→ **Exercise details**
Take the line containing "What does this" and every line after it in the data below, and print them exactly as given, with nothing else.

→ **Given entries**
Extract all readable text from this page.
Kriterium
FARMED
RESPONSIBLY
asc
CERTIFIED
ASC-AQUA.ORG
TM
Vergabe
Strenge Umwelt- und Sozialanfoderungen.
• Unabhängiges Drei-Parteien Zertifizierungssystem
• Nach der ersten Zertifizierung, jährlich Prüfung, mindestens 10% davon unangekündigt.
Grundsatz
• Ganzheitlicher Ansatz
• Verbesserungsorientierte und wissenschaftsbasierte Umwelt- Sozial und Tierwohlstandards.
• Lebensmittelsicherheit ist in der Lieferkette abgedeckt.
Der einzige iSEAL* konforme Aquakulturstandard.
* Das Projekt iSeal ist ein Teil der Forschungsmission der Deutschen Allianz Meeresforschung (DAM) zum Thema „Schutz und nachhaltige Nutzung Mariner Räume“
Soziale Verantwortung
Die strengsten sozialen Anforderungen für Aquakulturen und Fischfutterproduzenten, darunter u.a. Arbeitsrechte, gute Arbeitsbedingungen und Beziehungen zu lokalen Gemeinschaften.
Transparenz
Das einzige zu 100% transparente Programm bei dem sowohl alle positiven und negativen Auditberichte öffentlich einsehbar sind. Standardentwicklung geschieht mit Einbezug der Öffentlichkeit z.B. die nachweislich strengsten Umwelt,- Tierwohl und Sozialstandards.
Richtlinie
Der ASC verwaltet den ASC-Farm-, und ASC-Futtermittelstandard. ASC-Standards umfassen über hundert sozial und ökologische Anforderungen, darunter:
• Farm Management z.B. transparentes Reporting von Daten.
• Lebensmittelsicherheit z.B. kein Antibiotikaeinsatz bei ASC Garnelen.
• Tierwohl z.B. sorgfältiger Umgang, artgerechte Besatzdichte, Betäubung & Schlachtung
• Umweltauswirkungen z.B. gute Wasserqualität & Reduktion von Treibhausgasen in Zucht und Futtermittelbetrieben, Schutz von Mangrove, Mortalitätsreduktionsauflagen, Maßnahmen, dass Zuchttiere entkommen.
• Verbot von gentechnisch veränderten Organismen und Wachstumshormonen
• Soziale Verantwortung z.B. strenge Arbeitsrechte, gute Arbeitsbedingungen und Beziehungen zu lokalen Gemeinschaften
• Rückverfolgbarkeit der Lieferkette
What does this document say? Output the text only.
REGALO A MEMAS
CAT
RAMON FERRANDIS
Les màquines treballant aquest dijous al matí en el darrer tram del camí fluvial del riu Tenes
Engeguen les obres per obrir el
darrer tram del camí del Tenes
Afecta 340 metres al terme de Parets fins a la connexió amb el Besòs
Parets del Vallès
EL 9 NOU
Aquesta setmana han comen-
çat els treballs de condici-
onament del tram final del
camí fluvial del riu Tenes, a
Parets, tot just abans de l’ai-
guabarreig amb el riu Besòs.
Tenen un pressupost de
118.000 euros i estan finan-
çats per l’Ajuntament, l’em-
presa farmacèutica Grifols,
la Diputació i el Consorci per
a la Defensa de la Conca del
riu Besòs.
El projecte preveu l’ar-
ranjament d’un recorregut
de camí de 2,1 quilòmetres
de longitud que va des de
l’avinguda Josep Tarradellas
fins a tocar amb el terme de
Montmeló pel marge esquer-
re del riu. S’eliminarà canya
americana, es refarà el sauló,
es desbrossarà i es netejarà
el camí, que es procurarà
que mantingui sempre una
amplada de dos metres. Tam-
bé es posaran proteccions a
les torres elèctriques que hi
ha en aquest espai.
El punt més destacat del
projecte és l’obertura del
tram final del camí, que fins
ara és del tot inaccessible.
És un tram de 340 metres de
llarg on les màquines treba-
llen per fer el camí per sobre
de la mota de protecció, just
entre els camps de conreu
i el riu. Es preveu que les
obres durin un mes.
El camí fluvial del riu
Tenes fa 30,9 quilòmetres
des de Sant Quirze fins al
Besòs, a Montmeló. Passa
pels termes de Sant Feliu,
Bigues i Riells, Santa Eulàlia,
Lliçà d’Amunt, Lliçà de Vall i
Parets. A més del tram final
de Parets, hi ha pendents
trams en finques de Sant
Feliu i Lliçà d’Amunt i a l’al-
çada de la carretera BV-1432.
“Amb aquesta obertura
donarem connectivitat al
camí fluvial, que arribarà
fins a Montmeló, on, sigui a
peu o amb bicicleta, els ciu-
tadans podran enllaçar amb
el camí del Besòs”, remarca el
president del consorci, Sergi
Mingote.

→ **Correct result**
What does this document say? Output the text only.
REGALO A MEMAS
CAT
RAMON FERRANDIS
Les màquines treballant aquest dijous al matí en el darrer tram del camí fluvial del riu Tenes
Engeguen les obres per obrir el
darrer tram del camí del Tenes
Afecta 340 metres al terme de Parets fins a la connexió amb el Besòs
Parets del Vallès
EL 9 NOU
Aquesta setmana han comen-
çat els treballs de condici-
onament del tram final del
camí fluvial del riu Tenes, a
Parets, tot just abans de l’ai-
guabarreig amb el riu Besòs.
Tenen un pressupost de
118.000 euros i estan finan-
çats per l’Ajuntament, l’em-
presa farmacèutica Grifols,
la Diputació i el Consorci per
a la Defensa de la Conca del
riu Besòs.
El projecte preveu l’ar-
ranjament d’un recorregut
de camí de 2,1 quilòmetres
de longitud que va des de
l’avinguda Josep Tarradellas
fins a tocar amb el terme de
Montmeló pel marge esquer-
re del riu. S’eliminarà canya
americana, es refarà el sauló,
es desbrossarà i es netejarà
el camí, que es procurarà
que mantingui sempre una
amplada de dos metres. Tam-
bé es posaran proteccions a
les torres elèctriques que hi
ha en aquest espai.
El punt més destacat del
projecte és l’obertura del
tram final del camí, que fins
ara és del tot inaccessible.
És un tram de 340 metres de
llarg on les màquines treba-
llen per fer el camí per sobre
de la mota de protecció, just
entre els camps de conreu
i el riu. Es preveu que les
obres durin un mes.
El camí fluvial del riu
Tenes fa 30,9 quilòmetres
des de Sant Quirze fins al
Besòs, a Montmeló. Passa
pels termes de Sant Feliu,
Bigues i Riells, Santa Eulàlia,
Lliçà d’Amunt, Lliçà de Vall i
Parets. A més del tram final
de Parets, hi ha pendents
trams en finques de Sant
Feliu i Lliçà d’Amunt i a l’al-
çada de la carretera BV-1432.
“Amb aquesta obertura
donarem connectivitat al
camí fluvial, que arribarà
fins a Montmeló, on, sigui a
peu o amb bicicleta, els ciu-
tadans podran enllaçar amb
el camí del Besòs”, remarca el
president del consorci, Sergi
Mingote.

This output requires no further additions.